_Data lines_:
━━━━━━━━━━

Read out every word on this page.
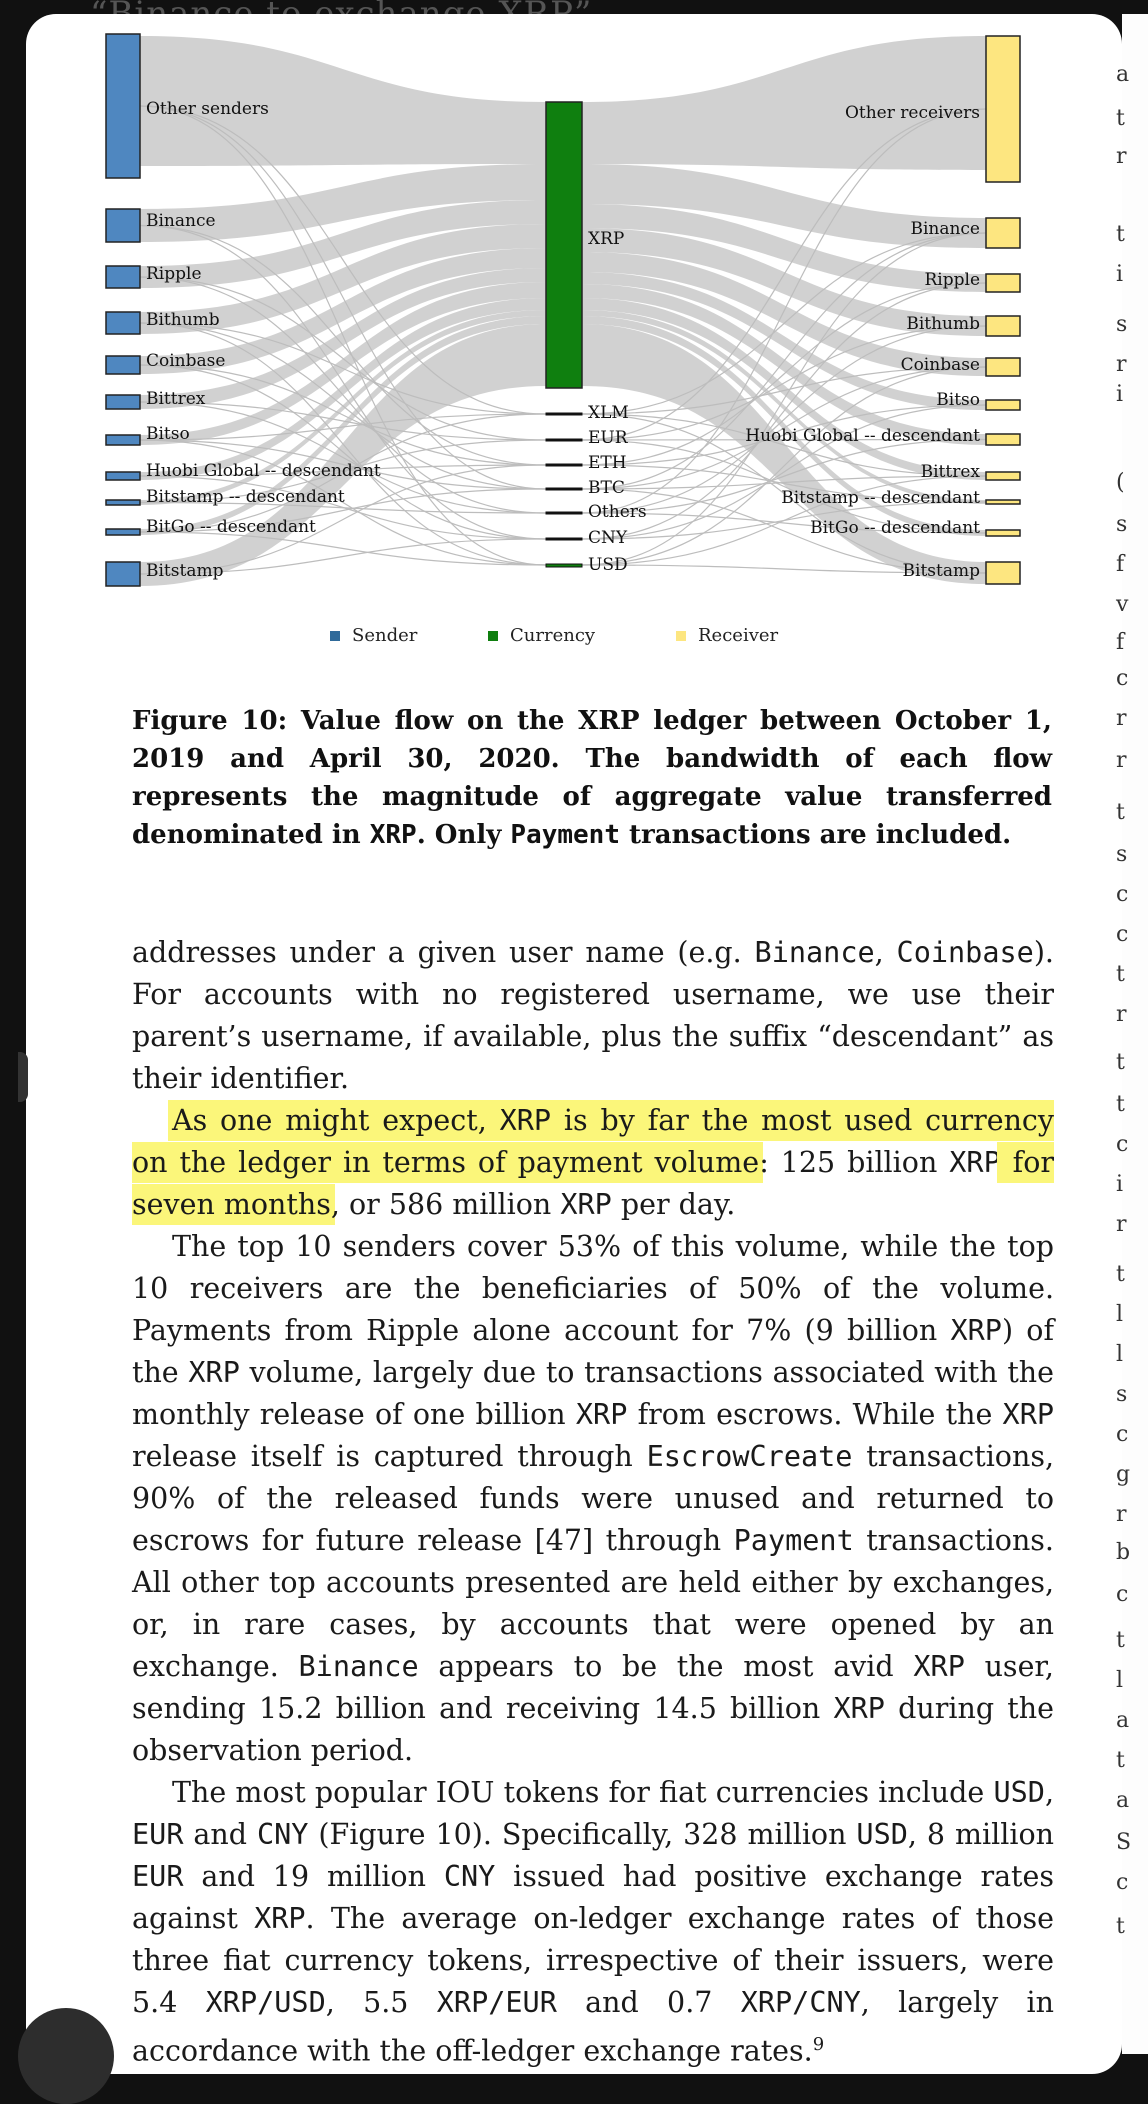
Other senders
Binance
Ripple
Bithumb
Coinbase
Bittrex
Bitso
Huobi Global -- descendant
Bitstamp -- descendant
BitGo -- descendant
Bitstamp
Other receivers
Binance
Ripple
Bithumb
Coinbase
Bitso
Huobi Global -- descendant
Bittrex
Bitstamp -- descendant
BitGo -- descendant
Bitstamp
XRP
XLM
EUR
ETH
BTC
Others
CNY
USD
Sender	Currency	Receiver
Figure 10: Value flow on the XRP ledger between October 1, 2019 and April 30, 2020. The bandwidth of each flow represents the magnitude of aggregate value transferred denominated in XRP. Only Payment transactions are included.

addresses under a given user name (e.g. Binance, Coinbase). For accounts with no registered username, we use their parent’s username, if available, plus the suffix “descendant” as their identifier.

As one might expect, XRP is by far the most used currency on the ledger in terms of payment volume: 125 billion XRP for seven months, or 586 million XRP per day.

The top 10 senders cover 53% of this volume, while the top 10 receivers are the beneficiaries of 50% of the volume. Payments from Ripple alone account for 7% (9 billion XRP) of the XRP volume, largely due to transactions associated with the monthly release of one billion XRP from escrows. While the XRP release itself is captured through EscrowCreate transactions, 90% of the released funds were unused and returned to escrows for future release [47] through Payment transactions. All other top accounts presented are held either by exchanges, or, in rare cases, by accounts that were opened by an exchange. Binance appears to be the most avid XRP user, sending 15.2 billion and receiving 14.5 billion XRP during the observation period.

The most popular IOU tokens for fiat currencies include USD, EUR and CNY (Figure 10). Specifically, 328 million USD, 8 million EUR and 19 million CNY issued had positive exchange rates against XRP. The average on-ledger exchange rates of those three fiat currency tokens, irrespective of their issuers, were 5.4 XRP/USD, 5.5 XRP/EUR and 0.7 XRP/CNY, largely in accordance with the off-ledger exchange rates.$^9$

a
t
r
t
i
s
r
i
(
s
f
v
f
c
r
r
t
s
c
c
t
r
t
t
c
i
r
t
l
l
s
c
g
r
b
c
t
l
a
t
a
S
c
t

━━━━━━━━━━

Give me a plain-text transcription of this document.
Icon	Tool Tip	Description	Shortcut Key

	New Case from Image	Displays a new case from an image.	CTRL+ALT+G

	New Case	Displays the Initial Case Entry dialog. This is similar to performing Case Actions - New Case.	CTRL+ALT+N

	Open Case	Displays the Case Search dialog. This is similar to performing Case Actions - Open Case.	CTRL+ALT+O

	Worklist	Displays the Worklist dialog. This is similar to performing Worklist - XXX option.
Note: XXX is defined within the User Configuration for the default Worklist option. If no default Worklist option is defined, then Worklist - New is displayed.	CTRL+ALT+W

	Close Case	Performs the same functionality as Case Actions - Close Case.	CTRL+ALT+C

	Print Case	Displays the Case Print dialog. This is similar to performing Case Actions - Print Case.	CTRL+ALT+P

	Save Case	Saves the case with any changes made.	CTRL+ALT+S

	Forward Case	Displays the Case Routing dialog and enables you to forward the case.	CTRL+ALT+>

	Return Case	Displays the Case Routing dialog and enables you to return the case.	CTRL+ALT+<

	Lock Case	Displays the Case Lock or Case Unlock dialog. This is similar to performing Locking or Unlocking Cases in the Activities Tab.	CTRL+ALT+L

━━━━━━━━━━

_What to work on_: Find the string "from" in the entries above and return each line that holds it.

_Solved problem_:
The top 10 senders cover 53% of this volume, while the top 10 receivers are the beneficiaries of 50% of the volume. Payments from Ripple alone account for 7% (9 billion XRP) of the XRP volume, largely due to transactions associated with the monthly release of one billion XRP from escrows. While the XRP release itself is captured through EscrowCreate transactions, 90% of the released funds were unused and returned to escrows for future release [47] through Payment transactions. All other top accounts presented are held either by exchanges, or, in rare cases, by accounts that were opened by an exchange. Binance appears to be the most avid XRP user, sending 15.2 billion and receiving 14.5 billion XRP during the observation period.
	New Case from Image	Displays a new case from an image.	CTRL+ALT+G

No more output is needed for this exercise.